[Extracts from a graphics dataset]
%%
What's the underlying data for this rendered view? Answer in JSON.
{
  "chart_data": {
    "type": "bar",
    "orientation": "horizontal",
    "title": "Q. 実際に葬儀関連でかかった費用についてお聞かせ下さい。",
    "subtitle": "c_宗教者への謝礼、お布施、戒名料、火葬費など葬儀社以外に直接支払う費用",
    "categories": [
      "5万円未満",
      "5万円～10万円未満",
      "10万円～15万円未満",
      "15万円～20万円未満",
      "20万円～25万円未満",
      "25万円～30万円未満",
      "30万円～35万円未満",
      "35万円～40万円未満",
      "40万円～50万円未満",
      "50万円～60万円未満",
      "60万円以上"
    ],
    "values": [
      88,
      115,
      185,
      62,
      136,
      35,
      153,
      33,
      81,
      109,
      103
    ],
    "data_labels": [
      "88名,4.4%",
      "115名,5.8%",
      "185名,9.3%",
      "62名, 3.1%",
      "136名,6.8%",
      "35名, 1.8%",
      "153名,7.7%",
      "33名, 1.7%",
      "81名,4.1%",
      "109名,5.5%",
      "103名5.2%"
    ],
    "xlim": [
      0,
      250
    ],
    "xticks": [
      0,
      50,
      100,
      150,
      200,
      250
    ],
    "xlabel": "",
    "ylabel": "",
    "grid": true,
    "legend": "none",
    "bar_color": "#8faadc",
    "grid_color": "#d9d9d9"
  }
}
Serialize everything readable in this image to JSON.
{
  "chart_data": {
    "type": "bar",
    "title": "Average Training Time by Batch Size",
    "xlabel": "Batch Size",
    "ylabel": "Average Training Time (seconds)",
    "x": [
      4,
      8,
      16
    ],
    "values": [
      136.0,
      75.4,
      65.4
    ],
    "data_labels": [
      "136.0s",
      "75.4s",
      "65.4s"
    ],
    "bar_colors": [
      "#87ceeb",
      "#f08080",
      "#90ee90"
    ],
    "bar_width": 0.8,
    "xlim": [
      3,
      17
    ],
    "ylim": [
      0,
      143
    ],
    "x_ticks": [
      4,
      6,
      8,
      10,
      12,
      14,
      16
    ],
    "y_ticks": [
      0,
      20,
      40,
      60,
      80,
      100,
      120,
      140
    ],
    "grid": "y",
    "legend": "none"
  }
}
%%
Select and copy every line from the records that includes the word "Average".

** Exercise output **
    "title": "Average Training Time by Batch Size",
    "ylabel": "Average Training Time (seconds)",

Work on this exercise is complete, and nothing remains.